══ PROVIDED PASSAGE

780Area 4. Between the human and the non-human: critical recompositions/en/research-topics/research-topics-2025/780-axe-4-2025-EN
The work taking place under this theme is oriented by a twofold observation: first, the awareness of the upheaval or impoverishment of human ecologies known as the “Anthropocene” has been reflected in the humanities by the deployment of inquiries aimed at repopulating the social sciences with new entities (hitherto referred to by default as “non-human”), as well as by increased attention to the correlations and interdependencies between phenomena on a deeply variable scale. The second observation is the growing rise of a political sensibility that attempts to bring habitability back to the forefront and emphasizes its relational and material nature. Paradoxically, however, everything seems to be done to render these two aspects invisible: the materiality of our surroundings, infrastructures, environments, and processes of composition, but also ecological chains of interdependence and the diversity of modes of association and relationship.
Anthropology over the last thirty years has largely contributed to making use of this point of view to critique the project of the “moderns,” a project synonymous with the impoverishment or even purification of the composition of the world. The critique highlights the imposition of a division between the human and the non-human based in part on the attribution of anthropocentric capacities and relationships. The work in this area aims, on an empirical level, to continue the motion of the kind of inquiry that has already been initiated, while radically renewing it on a theoretical level. Three types of problems arise: How can we describe the composition of the things and environments of human beings? Up to which scales is it interesting for anthropology to situate itself? To what (im)perceptibles should we be sensitive?

════
══ SUPPLIED ENTRIES

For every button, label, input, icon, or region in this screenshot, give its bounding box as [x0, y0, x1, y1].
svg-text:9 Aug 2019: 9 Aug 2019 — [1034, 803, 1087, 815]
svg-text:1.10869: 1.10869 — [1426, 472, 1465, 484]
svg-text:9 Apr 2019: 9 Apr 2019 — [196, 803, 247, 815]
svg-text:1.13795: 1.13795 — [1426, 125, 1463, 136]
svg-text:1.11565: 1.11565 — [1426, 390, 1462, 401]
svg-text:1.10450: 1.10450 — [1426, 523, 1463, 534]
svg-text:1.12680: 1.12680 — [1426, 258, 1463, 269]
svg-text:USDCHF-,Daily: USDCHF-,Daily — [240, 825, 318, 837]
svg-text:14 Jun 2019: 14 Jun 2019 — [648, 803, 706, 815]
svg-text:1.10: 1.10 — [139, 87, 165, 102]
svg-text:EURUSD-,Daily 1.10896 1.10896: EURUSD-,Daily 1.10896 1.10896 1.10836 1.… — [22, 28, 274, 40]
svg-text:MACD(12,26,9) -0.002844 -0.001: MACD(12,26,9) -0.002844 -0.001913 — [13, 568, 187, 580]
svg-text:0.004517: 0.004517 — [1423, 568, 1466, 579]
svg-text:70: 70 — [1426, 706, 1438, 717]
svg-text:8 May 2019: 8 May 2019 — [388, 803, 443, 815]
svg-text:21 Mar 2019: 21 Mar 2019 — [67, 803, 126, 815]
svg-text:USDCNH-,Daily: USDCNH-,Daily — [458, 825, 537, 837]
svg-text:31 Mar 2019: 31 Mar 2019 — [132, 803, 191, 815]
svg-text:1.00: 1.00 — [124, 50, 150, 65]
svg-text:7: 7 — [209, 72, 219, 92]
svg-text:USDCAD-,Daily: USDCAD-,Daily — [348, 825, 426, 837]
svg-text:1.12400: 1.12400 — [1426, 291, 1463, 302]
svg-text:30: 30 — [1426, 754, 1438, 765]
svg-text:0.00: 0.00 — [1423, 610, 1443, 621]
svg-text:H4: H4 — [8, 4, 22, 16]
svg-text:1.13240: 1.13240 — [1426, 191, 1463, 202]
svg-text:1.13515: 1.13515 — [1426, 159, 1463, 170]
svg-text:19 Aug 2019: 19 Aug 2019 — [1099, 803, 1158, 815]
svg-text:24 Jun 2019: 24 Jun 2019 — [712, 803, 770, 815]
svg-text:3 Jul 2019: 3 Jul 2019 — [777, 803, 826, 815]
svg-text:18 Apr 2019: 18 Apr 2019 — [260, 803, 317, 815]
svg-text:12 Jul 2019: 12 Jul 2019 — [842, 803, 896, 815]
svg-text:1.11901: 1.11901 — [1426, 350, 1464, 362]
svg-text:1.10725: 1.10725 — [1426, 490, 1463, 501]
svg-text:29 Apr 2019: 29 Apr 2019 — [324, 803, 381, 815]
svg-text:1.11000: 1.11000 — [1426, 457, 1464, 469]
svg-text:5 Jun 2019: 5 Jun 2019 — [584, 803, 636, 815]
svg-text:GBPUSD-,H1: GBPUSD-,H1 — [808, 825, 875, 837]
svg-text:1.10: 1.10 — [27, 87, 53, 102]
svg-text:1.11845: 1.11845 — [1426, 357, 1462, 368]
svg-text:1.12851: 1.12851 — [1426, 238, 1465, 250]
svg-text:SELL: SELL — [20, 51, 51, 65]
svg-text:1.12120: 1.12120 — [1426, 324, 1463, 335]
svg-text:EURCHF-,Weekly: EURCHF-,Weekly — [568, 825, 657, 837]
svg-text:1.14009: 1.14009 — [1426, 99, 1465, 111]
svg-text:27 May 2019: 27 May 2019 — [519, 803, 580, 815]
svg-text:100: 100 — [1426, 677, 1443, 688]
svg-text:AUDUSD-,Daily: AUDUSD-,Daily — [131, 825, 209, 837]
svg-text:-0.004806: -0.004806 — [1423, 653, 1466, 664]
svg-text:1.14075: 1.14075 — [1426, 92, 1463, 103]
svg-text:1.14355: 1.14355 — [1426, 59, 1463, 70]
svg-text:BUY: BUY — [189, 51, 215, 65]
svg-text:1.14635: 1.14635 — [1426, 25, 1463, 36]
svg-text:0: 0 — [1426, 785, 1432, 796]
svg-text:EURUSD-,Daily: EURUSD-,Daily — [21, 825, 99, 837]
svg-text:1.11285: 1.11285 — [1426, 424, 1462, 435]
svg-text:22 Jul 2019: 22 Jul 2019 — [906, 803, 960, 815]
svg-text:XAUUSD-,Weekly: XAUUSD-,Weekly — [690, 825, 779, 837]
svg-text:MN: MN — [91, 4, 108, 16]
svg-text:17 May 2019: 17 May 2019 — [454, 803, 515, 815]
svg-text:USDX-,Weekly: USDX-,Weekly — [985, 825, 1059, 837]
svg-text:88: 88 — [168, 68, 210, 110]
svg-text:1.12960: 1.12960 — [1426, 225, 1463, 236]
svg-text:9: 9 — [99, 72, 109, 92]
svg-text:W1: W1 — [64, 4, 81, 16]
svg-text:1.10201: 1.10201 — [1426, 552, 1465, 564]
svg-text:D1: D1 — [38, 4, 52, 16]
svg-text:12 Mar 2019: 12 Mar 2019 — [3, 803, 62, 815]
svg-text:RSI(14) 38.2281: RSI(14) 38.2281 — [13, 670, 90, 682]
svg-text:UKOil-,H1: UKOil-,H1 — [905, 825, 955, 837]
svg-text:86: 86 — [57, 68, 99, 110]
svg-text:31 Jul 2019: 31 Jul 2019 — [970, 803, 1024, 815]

════

Reproduce word for word the portion of the text on the human and the non-human that starts with "Anthropology over the" and goes on through "we be sensitive?". The data are not required for this work.

Anthropology over the last thirty years has largely contributed to making use of this point of view to critique the project of the “moderns,” a project synonymous with the impoverishment or even purification of the composition of the world. The critique highlights the imposition of a division between the human and the non-human based in part on the attribution of anthropocentric capacities and relationships. The work in this area aims, on an empirical level, to continue the motion of the kind of inquiry that has already been initiated, while radically renewing it on a theoretical level. Three types of problems arise: How can we describe the composition of the things and environments of human beings? Up to which scales is it interesting for anthropology to situate itself? To what (im)perceptibles should we be sensitive?